- **Task**
Every record that follows should be printed verbatim.

[Stored data entries]
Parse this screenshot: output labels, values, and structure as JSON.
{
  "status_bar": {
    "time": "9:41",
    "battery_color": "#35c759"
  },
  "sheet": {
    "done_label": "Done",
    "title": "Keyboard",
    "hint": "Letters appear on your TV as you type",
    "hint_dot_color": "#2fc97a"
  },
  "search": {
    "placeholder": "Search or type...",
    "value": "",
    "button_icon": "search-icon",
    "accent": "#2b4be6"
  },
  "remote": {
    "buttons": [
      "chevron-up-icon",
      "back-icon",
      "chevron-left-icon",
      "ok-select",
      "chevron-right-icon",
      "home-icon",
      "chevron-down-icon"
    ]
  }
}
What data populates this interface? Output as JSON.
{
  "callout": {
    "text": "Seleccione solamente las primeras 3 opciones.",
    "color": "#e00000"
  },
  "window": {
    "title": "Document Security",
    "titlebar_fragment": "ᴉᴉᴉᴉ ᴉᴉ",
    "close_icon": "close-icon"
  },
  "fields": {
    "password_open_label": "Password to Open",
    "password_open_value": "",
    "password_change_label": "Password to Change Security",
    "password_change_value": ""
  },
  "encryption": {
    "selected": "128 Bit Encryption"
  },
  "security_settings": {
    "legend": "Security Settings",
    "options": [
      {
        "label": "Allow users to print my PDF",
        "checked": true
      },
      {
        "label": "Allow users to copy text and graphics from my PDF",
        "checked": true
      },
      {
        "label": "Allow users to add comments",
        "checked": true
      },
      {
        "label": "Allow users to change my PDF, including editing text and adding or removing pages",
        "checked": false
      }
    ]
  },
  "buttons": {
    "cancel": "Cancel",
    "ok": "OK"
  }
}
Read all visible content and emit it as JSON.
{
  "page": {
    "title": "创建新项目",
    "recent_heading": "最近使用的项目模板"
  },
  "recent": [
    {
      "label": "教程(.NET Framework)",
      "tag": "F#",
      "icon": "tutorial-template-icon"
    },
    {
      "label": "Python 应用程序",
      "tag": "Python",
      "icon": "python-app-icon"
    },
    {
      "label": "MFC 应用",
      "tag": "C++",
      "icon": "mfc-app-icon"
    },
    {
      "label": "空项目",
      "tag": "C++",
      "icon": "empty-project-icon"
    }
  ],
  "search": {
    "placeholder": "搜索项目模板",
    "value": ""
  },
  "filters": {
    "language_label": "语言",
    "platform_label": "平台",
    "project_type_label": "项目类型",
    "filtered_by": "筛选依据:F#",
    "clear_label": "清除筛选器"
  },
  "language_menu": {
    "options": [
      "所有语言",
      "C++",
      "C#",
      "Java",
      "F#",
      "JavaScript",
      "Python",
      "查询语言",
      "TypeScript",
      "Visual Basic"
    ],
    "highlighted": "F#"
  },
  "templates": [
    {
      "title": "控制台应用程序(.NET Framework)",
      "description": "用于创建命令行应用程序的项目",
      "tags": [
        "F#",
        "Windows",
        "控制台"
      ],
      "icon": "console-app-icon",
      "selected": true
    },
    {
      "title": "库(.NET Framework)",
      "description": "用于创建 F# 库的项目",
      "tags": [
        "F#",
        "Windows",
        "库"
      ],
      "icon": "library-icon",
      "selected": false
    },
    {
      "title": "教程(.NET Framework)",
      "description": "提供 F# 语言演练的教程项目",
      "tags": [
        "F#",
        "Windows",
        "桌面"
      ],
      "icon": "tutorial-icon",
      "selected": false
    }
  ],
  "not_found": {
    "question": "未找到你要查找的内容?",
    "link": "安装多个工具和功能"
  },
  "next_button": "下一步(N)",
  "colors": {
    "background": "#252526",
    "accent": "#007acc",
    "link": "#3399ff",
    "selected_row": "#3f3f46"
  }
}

- **Expected answer**
Parse this screenshot: output labels, values, and structure as JSON.
{
  "status_bar": {
    "time": "9:41",
    "battery_color": "#35c759"
  },
  "sheet": {
    "done_label": "Done",
    "title": "Keyboard",
    "hint": "Letters appear on your TV as you type",
    "hint_dot_color": "#2fc97a"
  },
  "search": {
    "placeholder": "Search or type...",
    "value": "",
    "button_icon": "search-icon",
    "accent": "#2b4be6"
  },
  "remote": {
    "buttons": [
      "chevron-up-icon",
      "back-icon",
      "chevron-left-icon",
      "ok-select",
      "chevron-right-icon",
      "home-icon",
      "chevron-down-icon"
    ]
  }
}
What data populates this interface? Output as JSON.
{
  "callout": {
    "text": "Seleccione solamente las primeras 3 opciones.",
    "color": "#e00000"
  },
  "window": {
    "title": "Document Security",
    "titlebar_fragment": "ᴉᴉᴉᴉ ᴉᴉ",
    "close_icon": "close-icon"
  },
  "fields": {
    "password_open_label": "Password to Open",
    "password_open_value": "",
    "password_change_label": "Password to Change Security",
    "password_change_value": ""
  },
  "encryption": {
    "selected": "128 Bit Encryption"
  },
  "security_settings": {
    "legend": "Security Settings",
    "options": [
      {
        "label": "Allow users to print my PDF",
        "checked": true
      },
      {
        "label": "Allow users to copy text and graphics from my PDF",
        "checked": true
      },
      {
        "label": "Allow users to add comments",
        "checked": true
      },
      {
        "label": "Allow users to change my PDF, including editing text and adding or removing pages",
        "checked": false
      }
    ]
  },
  "buttons": {
    "cancel": "Cancel",
    "ok": "OK"
  }
}
Read all visible content and emit it as JSON.
{
  "page": {
    "title": "创建新项目",
    "recent_heading": "最近使用的项目模板"
  },
  "recent": [
    {
      "label": "教程(.NET Framework)",
      "tag": "F#",
      "icon": "tutorial-template-icon"
    },
    {
      "label": "Python 应用程序",
      "tag": "Python",
      "icon": "python-app-icon"
    },
    {
      "label": "MFC 应用",
      "tag": "C++",
      "icon": "mfc-app-icon"
    },
    {
      "label": "空项目",
      "tag": "C++",
      "icon": "empty-project-icon"
    }
  ],
  "search": {
    "placeholder": "搜索项目模板",
    "value": ""
  },
  "filters": {
    "language_label": "语言",
    "platform_label": "平台",
    "project_type_label": "项目类型",
    "filtered_by": "筛选依据:F#",
    "clear_label": "清除筛选器"
  },
  "language_menu": {
    "options": [
      "所有语言",
      "C++",
      "C#",
      "Java",
      "F#",
      "JavaScript",
      "Python",
      "查询语言",
      "TypeScript",
      "Visual Basic"
    ],
    "highlighted": "F#"
  },
  "templates": [
    {
      "title": "控制台应用程序(.NET Framework)",
      "description": "用于创建命令行应用程序的项目",
      "tags": [
        "F#",
        "Windows",
        "控制台"
      ],
      "icon": "console-app-icon",
      "selected": true
    },
    {
      "title": "库(.NET Framework)",
      "description": "用于创建 F# 库的项目",
      "tags": [
        "F#",
        "Windows",
        "库"
      ],
      "icon": "library-icon",
      "selected": false
    },
    {
      "title": "教程(.NET Framework)",
      "description": "提供 F# 语言演练的教程项目",
      "tags": [
        "F#",
        "Windows",
        "桌面"
      ],
      "icon": "tutorial-icon",
      "selected": false
    }
  ],
  "not_found": {
    "question": "未找到你要查找的内容?",
    "link": "安装多个工具和功能"
  },
  "next_button": "下一步(N)",
  "colors": {
    "background": "#252526",
    "accent": "#007acc",
    "link": "#3399ff",
    "selected_row": "#3f3f46"
  }
}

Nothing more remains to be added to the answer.